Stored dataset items
========
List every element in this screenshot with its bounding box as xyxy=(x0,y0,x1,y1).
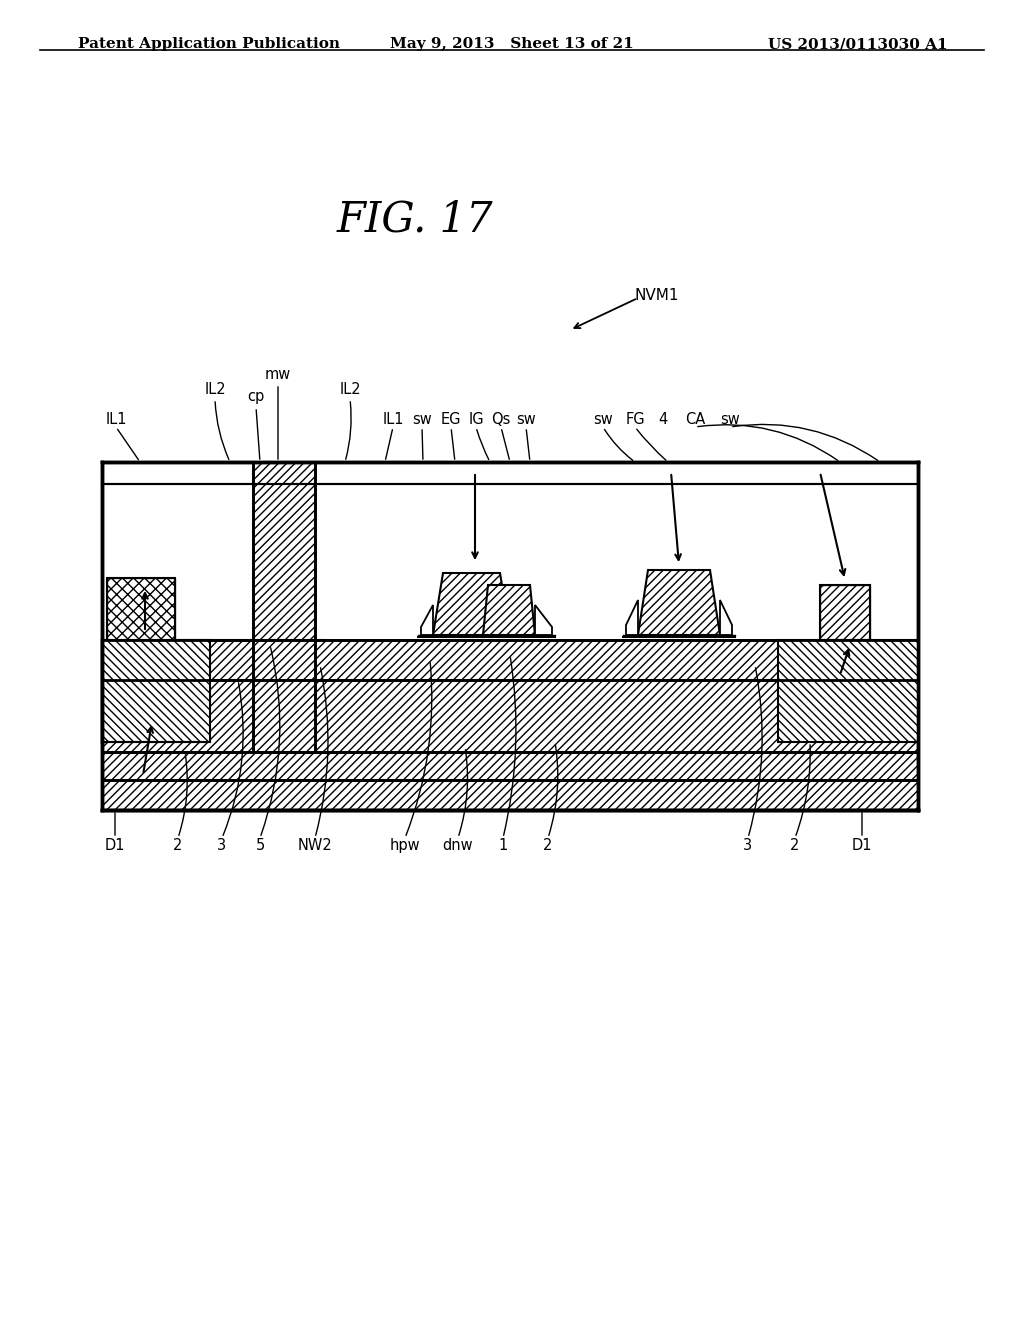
Bar xyxy=(315,640,778,680)
Text: D1: D1 xyxy=(104,838,125,853)
Text: 2: 2 xyxy=(544,838,553,853)
Text: IL2: IL2 xyxy=(339,381,360,397)
Text: hpw: hpw xyxy=(390,838,420,853)
Polygon shape xyxy=(102,640,210,742)
Text: cp: cp xyxy=(248,389,264,404)
Text: 2: 2 xyxy=(791,838,800,853)
Polygon shape xyxy=(638,570,720,635)
Text: Patent Application Publication: Patent Application Publication xyxy=(78,37,340,51)
Text: NW2: NW2 xyxy=(298,838,333,853)
Text: sw: sw xyxy=(516,412,536,426)
Text: sw: sw xyxy=(412,412,432,426)
Bar xyxy=(106,578,175,640)
Text: Qs: Qs xyxy=(492,412,511,426)
Text: IL2: IL2 xyxy=(204,381,226,397)
Bar xyxy=(102,640,918,680)
Bar xyxy=(106,578,175,640)
Text: NVM1: NVM1 xyxy=(635,288,680,302)
Bar xyxy=(177,640,253,680)
Text: sw: sw xyxy=(593,412,613,426)
Bar xyxy=(820,585,870,640)
Text: 4: 4 xyxy=(658,412,668,426)
Bar xyxy=(253,462,315,752)
Text: 1: 1 xyxy=(499,838,508,853)
Text: 3: 3 xyxy=(217,838,226,853)
Text: sw: sw xyxy=(720,412,740,426)
Polygon shape xyxy=(421,605,433,635)
Bar xyxy=(102,780,918,810)
Text: FIG. 17: FIG. 17 xyxy=(337,199,494,242)
Text: IG: IG xyxy=(468,412,483,426)
Polygon shape xyxy=(433,573,510,635)
Text: CA: CA xyxy=(685,412,706,426)
Text: dnw: dnw xyxy=(442,838,473,853)
Text: D1: D1 xyxy=(852,838,872,853)
Text: IL1: IL1 xyxy=(105,412,127,426)
Text: EG: EG xyxy=(440,412,461,426)
Text: FG: FG xyxy=(626,412,645,426)
Text: 3: 3 xyxy=(743,838,753,853)
Text: 2: 2 xyxy=(173,838,182,853)
Bar xyxy=(102,462,918,484)
Bar xyxy=(253,462,315,752)
Text: US 2013/0113030 A1: US 2013/0113030 A1 xyxy=(768,37,948,51)
Polygon shape xyxy=(483,585,535,635)
Bar xyxy=(820,585,870,640)
Text: IL1: IL1 xyxy=(382,412,403,426)
Polygon shape xyxy=(535,605,552,635)
Bar xyxy=(253,462,315,752)
Polygon shape xyxy=(778,640,918,742)
Text: May 9, 2013   Sheet 13 of 21: May 9, 2013 Sheet 13 of 21 xyxy=(390,37,634,51)
Bar xyxy=(102,680,918,752)
Text: 5: 5 xyxy=(255,838,264,853)
Polygon shape xyxy=(720,601,732,635)
Text: mw: mw xyxy=(265,367,291,381)
Polygon shape xyxy=(626,601,638,635)
Bar xyxy=(102,752,918,780)
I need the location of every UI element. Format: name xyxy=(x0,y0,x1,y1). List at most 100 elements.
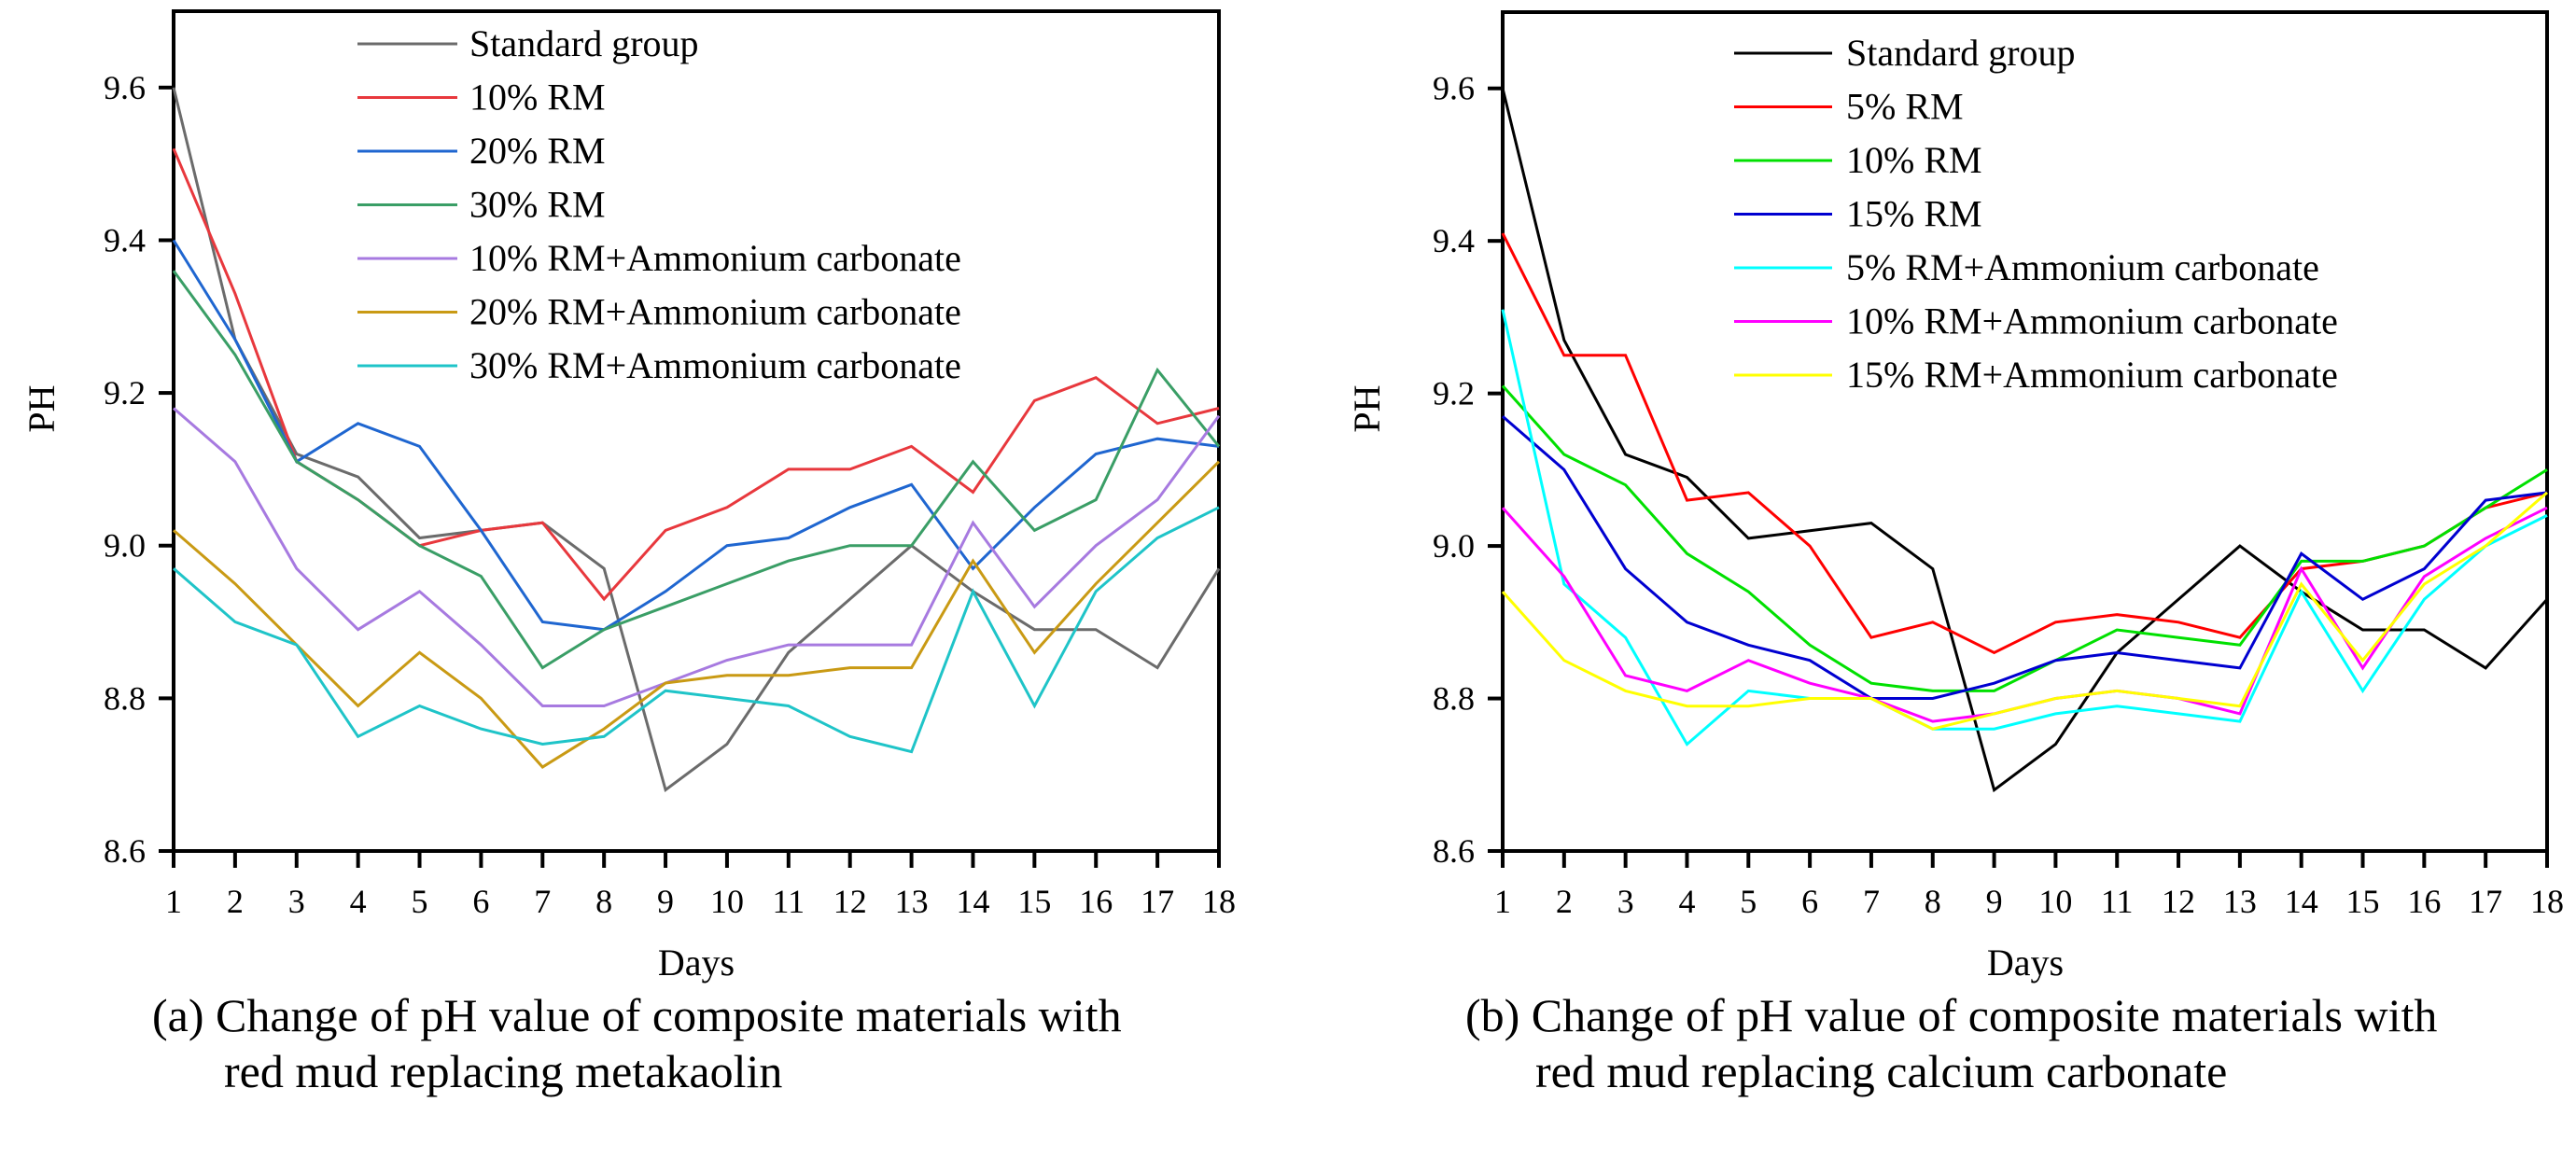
x-tick-label: 11 xyxy=(2101,883,2134,920)
data-point xyxy=(1562,659,1565,662)
data-point xyxy=(1931,621,1934,623)
data-point xyxy=(1156,666,1159,669)
data-point xyxy=(1809,659,1812,662)
data-point xyxy=(2116,628,2119,631)
series-2 xyxy=(1501,384,2548,692)
data-point xyxy=(1033,399,1036,402)
figure-caption-line: (b) Change of pH value of composite mate… xyxy=(1465,989,2437,1041)
data-point xyxy=(1993,728,1995,731)
data-point xyxy=(1686,552,1688,555)
data-point xyxy=(541,522,544,524)
data-point xyxy=(1809,545,1812,548)
data-point xyxy=(1931,690,1934,692)
data-point xyxy=(2116,705,2119,707)
data-point xyxy=(2361,659,2364,662)
data-point xyxy=(1095,453,1098,455)
data-point xyxy=(1624,567,1627,570)
legend-label: 10% RM xyxy=(1846,139,1982,181)
data-point xyxy=(418,544,421,547)
legend-label: 5% RM xyxy=(1846,86,1964,128)
legend-label: 15% RM xyxy=(1846,193,1982,235)
data-point xyxy=(1747,591,1750,593)
data-point xyxy=(2238,644,2241,647)
data-point xyxy=(1562,575,1565,578)
data-point xyxy=(910,750,913,753)
data-point xyxy=(2177,712,2180,715)
data-point xyxy=(2546,598,2549,601)
data-point xyxy=(1033,506,1036,509)
data-point xyxy=(1931,728,1934,731)
data-point xyxy=(1747,659,1750,662)
legend-label: 5% RM+Ammonium carbonate xyxy=(1846,246,2319,288)
data-point xyxy=(2238,636,2241,639)
data-point xyxy=(233,338,236,341)
data-point xyxy=(725,697,728,700)
series-line xyxy=(173,506,1220,754)
data-point xyxy=(665,529,667,532)
x-tick-label: 17 xyxy=(2469,883,2502,920)
data-point xyxy=(418,651,421,654)
data-point xyxy=(1095,498,1098,501)
x-tick-label: 2 xyxy=(227,883,244,920)
data-point xyxy=(2177,697,2180,700)
data-point xyxy=(2177,636,2180,639)
data-point xyxy=(910,544,913,547)
y-tick-label: 9.0 xyxy=(1433,527,1475,565)
data-point xyxy=(2485,537,2487,539)
x-tick-label: 6 xyxy=(1801,883,1818,920)
series-2 xyxy=(172,239,1220,632)
x-tick-label: 3 xyxy=(288,883,305,920)
legend-item: 10% RM xyxy=(1734,139,1982,181)
data-point xyxy=(173,86,175,89)
data-point xyxy=(2546,514,2549,517)
series-line xyxy=(1501,232,2548,655)
data-point xyxy=(2423,545,2426,548)
panel-a: 8.68.89.09.29.49.61 2 3 4 5 6 7 8 9 10 11 12 13 14 15 1… xyxy=(21,9,1236,1097)
x-tick-label: 10 xyxy=(710,883,744,920)
data-point xyxy=(2546,491,2549,494)
legend-label: 20% RM+Ammonium carbonate xyxy=(469,291,961,333)
data-point xyxy=(1218,506,1221,509)
data-point xyxy=(2054,659,2057,662)
series-5 xyxy=(173,460,1221,769)
x-tick-label: 12 xyxy=(2162,883,2195,920)
data-point xyxy=(2423,582,2426,585)
series-5 xyxy=(1501,506,2548,723)
data-point xyxy=(2361,690,2364,692)
legend-item: 15% RM+Ammonium carbonate xyxy=(1734,354,2338,396)
series-line xyxy=(172,239,1220,632)
data-point xyxy=(848,644,851,647)
figure-caption-line: (a) Change of pH value of composite mate… xyxy=(152,989,1122,1041)
data-point xyxy=(2361,666,2364,669)
data-point xyxy=(2300,582,2303,585)
data-point xyxy=(1156,498,1159,501)
data-point xyxy=(2361,628,2364,631)
data-point xyxy=(2238,712,2241,715)
data-point xyxy=(1562,339,1565,342)
data-point xyxy=(1624,636,1627,639)
data-point xyxy=(1747,537,1750,539)
data-point xyxy=(2238,545,2241,548)
data-point xyxy=(1502,87,1505,90)
data-point xyxy=(357,422,359,425)
data-point xyxy=(1686,499,1688,502)
x-tick-label: 9 xyxy=(1986,883,2003,920)
data-point xyxy=(541,621,544,623)
x-tick-label: 5 xyxy=(1740,883,1757,920)
series-line xyxy=(1502,415,2548,700)
series-line xyxy=(1501,506,2548,723)
y-axis-title: PH xyxy=(1346,384,1388,432)
data-point xyxy=(480,697,483,700)
series-line xyxy=(173,460,1221,769)
data-point xyxy=(910,666,913,669)
legend-label: 10% RM+Ammonium carbonate xyxy=(1846,300,2338,342)
data-point xyxy=(295,567,298,570)
data-point xyxy=(480,529,483,532)
data-point xyxy=(233,354,236,356)
x-tick-label: 4 xyxy=(350,883,367,920)
series-line xyxy=(172,270,1221,670)
data-point xyxy=(1095,544,1098,547)
data-point xyxy=(1869,682,1872,685)
data-point xyxy=(1747,705,1750,707)
data-point xyxy=(1809,644,1812,647)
========
**Direction**
Return the lines from the one containing "Bar xyxy=(315,640,778,680)" through the one containing "Text: 5: 5 xyxy=(255,838,264,853)", reproducing each without any change.

**Response to this exercise**
Bar xyxy=(315,640,778,680)
Text: D1: D1 xyxy=(104,838,125,853)
Text: 2: 2 xyxy=(544,838,553,853)
Text: IL2: IL2 xyxy=(339,381,360,397)
Text: hpw: hpw xyxy=(390,838,420,853)
Polygon shape xyxy=(102,640,210,742)
Text: cp: cp xyxy=(248,389,264,404)
Text: 2: 2 xyxy=(791,838,800,853)
Polygon shape xyxy=(638,570,720,635)
Text: Patent Application Publication: Patent Application Publication xyxy=(78,37,340,51)
Text: NW2: NW2 xyxy=(298,838,333,853)
Text: sw: sw xyxy=(516,412,536,426)
Text: sw: sw xyxy=(412,412,432,426)
Bar xyxy=(106,578,175,640)
Text: Qs: Qs xyxy=(492,412,511,426)
Text: IL2: IL2 xyxy=(204,381,226,397)
Bar xyxy=(102,640,918,680)
Bar xyxy=(106,578,175,640)
Text: NVM1: NVM1 xyxy=(635,288,680,302)
Bar xyxy=(177,640,253,680)
Text: sw: sw xyxy=(593,412,613,426)
Bar xyxy=(820,585,870,640)
Text: 4: 4 xyxy=(658,412,668,426)
Bar xyxy=(253,462,315,752)
Text: 1: 1 xyxy=(499,838,508,853)
Text: 3: 3 xyxy=(217,838,226,853)
Text: sw: sw xyxy=(720,412,740,426)
Polygon shape xyxy=(421,605,433,635)
Bar xyxy=(102,780,918,810)
Text: FIG. 17: FIG. 17 xyxy=(337,199,494,242)
Text: IG: IG xyxy=(468,412,483,426)
Polygon shape xyxy=(433,573,510,635)
Text: CA: CA xyxy=(685,412,706,426)
Text: dnw: dnw xyxy=(442,838,473,853)
Text: D1: D1 xyxy=(852,838,872,853)
Text: IL1: IL1 xyxy=(105,412,127,426)
Text: EG: EG xyxy=(440,412,461,426)
Text: FG: FG xyxy=(626,412,645,426)
Text: 3: 3 xyxy=(743,838,753,853)
Text: 2: 2 xyxy=(173,838,182,853)
Bar xyxy=(102,462,918,484)
Bar xyxy=(253,462,315,752)
Text: US 2013/0113030 A1: US 2013/0113030 A1 xyxy=(768,37,948,51)
Polygon shape xyxy=(483,585,535,635)
Bar xyxy=(820,585,870,640)
Text: IL1: IL1 xyxy=(382,412,403,426)
Polygon shape xyxy=(535,605,552,635)
Bar xyxy=(253,462,315,752)
Polygon shape xyxy=(778,640,918,742)
Text: May 9, 2013   Sheet 13 of 21: May 9, 2013 Sheet 13 of 21 xyxy=(390,37,634,51)
Bar xyxy=(102,680,918,752)
Text: 5: 5 xyxy=(255,838,264,853)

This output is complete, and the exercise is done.